--- BEGIN RAW RECORDS ---

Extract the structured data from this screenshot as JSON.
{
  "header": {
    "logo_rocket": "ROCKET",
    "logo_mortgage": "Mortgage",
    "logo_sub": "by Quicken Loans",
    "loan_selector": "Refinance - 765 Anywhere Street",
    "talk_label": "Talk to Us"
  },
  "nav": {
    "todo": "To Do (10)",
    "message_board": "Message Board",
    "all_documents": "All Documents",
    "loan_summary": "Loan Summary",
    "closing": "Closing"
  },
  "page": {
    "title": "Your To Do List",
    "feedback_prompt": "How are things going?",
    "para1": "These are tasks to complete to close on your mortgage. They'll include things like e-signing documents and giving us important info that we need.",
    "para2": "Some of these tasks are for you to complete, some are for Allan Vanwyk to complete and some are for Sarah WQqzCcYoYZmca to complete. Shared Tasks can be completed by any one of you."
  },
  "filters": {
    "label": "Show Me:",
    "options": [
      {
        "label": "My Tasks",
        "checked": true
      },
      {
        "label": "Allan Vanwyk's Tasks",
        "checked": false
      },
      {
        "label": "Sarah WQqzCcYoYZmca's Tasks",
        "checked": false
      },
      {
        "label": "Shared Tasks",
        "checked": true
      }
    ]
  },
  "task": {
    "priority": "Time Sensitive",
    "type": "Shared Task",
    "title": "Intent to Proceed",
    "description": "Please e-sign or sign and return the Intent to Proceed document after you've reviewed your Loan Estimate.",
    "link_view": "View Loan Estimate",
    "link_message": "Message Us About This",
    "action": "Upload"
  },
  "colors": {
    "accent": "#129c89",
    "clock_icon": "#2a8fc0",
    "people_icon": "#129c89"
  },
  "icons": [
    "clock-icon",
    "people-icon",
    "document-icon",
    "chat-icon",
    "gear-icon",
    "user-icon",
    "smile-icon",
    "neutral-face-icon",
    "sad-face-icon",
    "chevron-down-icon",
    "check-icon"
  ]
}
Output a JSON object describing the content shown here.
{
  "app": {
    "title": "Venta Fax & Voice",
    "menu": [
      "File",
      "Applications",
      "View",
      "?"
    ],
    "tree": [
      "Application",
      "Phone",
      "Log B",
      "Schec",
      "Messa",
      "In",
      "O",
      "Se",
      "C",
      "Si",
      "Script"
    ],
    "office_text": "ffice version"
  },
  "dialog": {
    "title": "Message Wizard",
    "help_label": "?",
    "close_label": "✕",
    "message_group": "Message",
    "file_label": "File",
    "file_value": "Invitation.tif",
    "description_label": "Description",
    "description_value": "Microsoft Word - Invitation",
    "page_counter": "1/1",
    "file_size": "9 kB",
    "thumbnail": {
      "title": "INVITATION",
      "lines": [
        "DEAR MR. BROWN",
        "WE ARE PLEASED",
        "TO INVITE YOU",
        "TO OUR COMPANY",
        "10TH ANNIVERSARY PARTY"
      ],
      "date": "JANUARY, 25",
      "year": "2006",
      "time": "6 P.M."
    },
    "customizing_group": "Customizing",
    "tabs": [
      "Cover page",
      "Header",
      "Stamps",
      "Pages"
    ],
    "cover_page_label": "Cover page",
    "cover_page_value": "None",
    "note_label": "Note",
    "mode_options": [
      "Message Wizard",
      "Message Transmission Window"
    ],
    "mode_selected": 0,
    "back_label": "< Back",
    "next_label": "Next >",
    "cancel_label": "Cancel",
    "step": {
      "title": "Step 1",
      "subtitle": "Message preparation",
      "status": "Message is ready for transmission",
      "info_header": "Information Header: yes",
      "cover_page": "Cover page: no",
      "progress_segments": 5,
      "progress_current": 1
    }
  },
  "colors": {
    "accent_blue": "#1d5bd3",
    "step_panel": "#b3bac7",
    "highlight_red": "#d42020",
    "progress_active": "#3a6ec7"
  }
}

--- END RAW RECORDS ---

Write out the material exactly as given.

Extract the structured data from this screenshot as JSON.
{
  "header": {
    "logo_rocket": "ROCKET",
    "logo_mortgage": "Mortgage",
    "logo_sub": "by Quicken Loans",
    "loan_selector": "Refinance - 765 Anywhere Street",
    "talk_label": "Talk to Us"
  },
  "nav": {
    "todo": "To Do (10)",
    "message_board": "Message Board",
    "all_documents": "All Documents",
    "loan_summary": "Loan Summary",
    "closing": "Closing"
  },
  "page": {
    "title": "Your To Do List",
    "feedback_prompt": "How are things going?",
    "para1": "These are tasks to complete to close on your mortgage. They'll include things like e-signing documents and giving us important info that we need.",
    "para2": "Some of these tasks are for you to complete, some are for Allan Vanwyk to complete and some are for Sarah WQqzCcYoYZmca to complete. Shared Tasks can be completed by any one of you."
  },
  "filters": {
    "label": "Show Me:",
    "options": [
      {
        "label": "My Tasks",
        "checked": true
      },
      {
        "label": "Allan Vanwyk's Tasks",
        "checked": false
      },
      {
        "label": "Sarah WQqzCcYoYZmca's Tasks",
        "checked": false
      },
      {
        "label": "Shared Tasks",
        "checked": true
      }
    ]
  },
  "task": {
    "priority": "Time Sensitive",
    "type": "Shared Task",
    "title": "Intent to Proceed",
    "description": "Please e-sign or sign and return the Intent to Proceed document after you've reviewed your Loan Estimate.",
    "link_view": "View Loan Estimate",
    "link_message": "Message Us About This",
    "action": "Upload"
  },
  "colors": {
    "accent": "#129c89",
    "clock_icon": "#2a8fc0",
    "people_icon": "#129c89"
  },
  "icons": [
    "clock-icon",
    "people-icon",
    "document-icon",
    "chat-icon",
    "gear-icon",
    "user-icon",
    "smile-icon",
    "neutral-face-icon",
    "sad-face-icon",
    "chevron-down-icon",
    "check-icon"
  ]
}
Output a JSON object describing the content shown here.
{
  "app": {
    "title": "Venta Fax & Voice",
    "menu": [
      "File",
      "Applications",
      "View",
      "?"
    ],
    "tree": [
      "Application",
      "Phone",
      "Log B",
      "Schec",
      "Messa",
      "In",
      "O",
      "Se",
      "C",
      "Si",
      "Script"
    ],
    "office_text": "ffice version"
  },
  "dialog": {
    "title": "Message Wizard",
    "help_label": "?",
    "close_label": "✕",
    "message_group": "Message",
    "file_label": "File",
    "file_value": "Invitation.tif",
    "description_label": "Description",
    "description_value": "Microsoft Word - Invitation",
    "page_counter": "1/1",
    "file_size": "9 kB",
    "thumbnail": {
      "title": "INVITATION",
      "lines": [
        "DEAR MR. BROWN",
        "WE ARE PLEASED",
        "TO INVITE YOU",
        "TO OUR COMPANY",
        "10TH ANNIVERSARY PARTY"
      ],
      "date": "JANUARY, 25",
      "year": "2006",
      "time": "6 P.M."
    },
    "customizing_group": "Customizing",
    "tabs": [
      "Cover page",
      "Header",
      "Stamps",
      "Pages"
    ],
    "cover_page_label": "Cover page",
    "cover_page_value": "None",
    "note_label": "Note",
    "mode_options": [
      "Message Wizard",
      "Message Transmission Window"
    ],
    "mode_selected": 0,
    "back_label": "< Back",
    "next_label": "Next >",
    "cancel_label": "Cancel",
    "step": {
      "title": "Step 1",
      "subtitle": "Message preparation",
      "status": "Message is ready for transmission",
      "info_header": "Information Header: yes",
      "cover_page": "Cover page: no",
      "progress_segments": 5,
      "progress_current": 1
    }
  },
  "colors": {
    "accent_blue": "#1d5bd3",
    "step_panel": "#b3bac7",
    "highlight_red": "#d42020",
    "progress_active": "#3a6ec7"
  }
}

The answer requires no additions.